» **TASK OBJECTIVE**
Copy all records verbatim.
— Start DATA ROWS —
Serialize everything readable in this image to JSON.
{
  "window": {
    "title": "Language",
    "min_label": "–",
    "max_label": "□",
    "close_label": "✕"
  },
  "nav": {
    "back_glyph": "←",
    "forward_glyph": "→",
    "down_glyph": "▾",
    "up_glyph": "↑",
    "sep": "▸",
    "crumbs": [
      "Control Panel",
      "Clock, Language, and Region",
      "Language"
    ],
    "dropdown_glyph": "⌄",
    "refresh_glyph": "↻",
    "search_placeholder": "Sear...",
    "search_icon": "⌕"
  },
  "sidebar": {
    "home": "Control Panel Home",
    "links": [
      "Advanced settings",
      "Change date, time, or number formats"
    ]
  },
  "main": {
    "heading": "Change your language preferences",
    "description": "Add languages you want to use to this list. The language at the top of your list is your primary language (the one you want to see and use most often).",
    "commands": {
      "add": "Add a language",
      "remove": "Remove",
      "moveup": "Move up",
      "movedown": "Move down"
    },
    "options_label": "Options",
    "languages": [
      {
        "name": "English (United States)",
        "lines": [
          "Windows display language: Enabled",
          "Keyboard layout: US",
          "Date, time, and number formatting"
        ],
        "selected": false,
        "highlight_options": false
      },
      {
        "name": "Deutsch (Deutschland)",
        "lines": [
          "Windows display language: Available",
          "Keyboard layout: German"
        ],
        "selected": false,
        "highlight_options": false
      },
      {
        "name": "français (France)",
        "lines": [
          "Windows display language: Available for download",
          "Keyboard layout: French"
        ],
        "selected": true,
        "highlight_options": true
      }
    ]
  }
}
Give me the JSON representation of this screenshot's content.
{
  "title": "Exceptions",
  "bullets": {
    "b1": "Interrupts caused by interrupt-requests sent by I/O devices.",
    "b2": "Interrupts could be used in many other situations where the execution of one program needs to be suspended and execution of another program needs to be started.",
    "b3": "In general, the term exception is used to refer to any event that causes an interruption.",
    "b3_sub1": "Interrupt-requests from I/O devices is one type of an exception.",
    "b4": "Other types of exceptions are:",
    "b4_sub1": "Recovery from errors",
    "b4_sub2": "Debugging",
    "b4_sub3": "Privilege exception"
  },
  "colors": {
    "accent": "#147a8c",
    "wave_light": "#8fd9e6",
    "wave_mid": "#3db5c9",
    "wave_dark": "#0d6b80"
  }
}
— End DATA ROWS —
» **RESULT**
Serialize everything readable in this image to JSON.
{
  "window": {
    "title": "Language",
    "min_label": "–",
    "max_label": "□",
    "close_label": "✕"
  },
  "nav": {
    "back_glyph": "←",
    "forward_glyph": "→",
    "down_glyph": "▾",
    "up_glyph": "↑",
    "sep": "▸",
    "crumbs": [
      "Control Panel",
      "Clock, Language, and Region",
      "Language"
    ],
    "dropdown_glyph": "⌄",
    "refresh_glyph": "↻",
    "search_placeholder": "Sear...",
    "search_icon": "⌕"
  },
  "sidebar": {
    "home": "Control Panel Home",
    "links": [
      "Advanced settings",
      "Change date, time, or number formats"
    ]
  },
  "main": {
    "heading": "Change your language preferences",
    "description": "Add languages you want to use to this list. The language at the top of your list is your primary language (the one you want to see and use most often).",
    "commands": {
      "add": "Add a language",
      "remove": "Remove",
      "moveup": "Move up",
      "movedown": "Move down"
    },
    "options_label": "Options",
    "languages": [
      {
        "name": "English (United States)",
        "lines": [
          "Windows display language: Enabled",
          "Keyboard layout: US",
          "Date, time, and number formatting"
        ],
        "selected": false,
        "highlight_options": false
      },
      {
        "name": "Deutsch (Deutschland)",
        "lines": [
          "Windows display language: Available",
          "Keyboard layout: German"
        ],
        "selected": false,
        "highlight_options": false
      },
      {
        "name": "français (France)",
        "lines": [
          "Windows display language: Available for download",
          "Keyboard layout: French"
        ],
        "selected": true,
        "highlight_options": true
      }
    ]
  }
}
Give me the JSON representation of this screenshot's content.
{
  "title": "Exceptions",
  "bullets": {
    "b1": "Interrupts caused by interrupt-requests sent by I/O devices.",
    "b2": "Interrupts could be used in many other situations where the execution of one program needs to be suspended and execution of another program needs to be started.",
    "b3": "In general, the term exception is used to refer to any event that causes an interruption.",
    "b3_sub1": "Interrupt-requests from I/O devices is one type of an exception.",
    "b4": "Other types of exceptions are:",
    "b4_sub1": "Recovery from errors",
    "b4_sub2": "Debugging",
    "b4_sub3": "Privilege exception"
  },
  "colors": {
    "accent": "#147a8c",
    "wave_light": "#8fd9e6",
    "wave_mid": "#3db5c9",
    "wave_dark": "#0d6b80"
  }
}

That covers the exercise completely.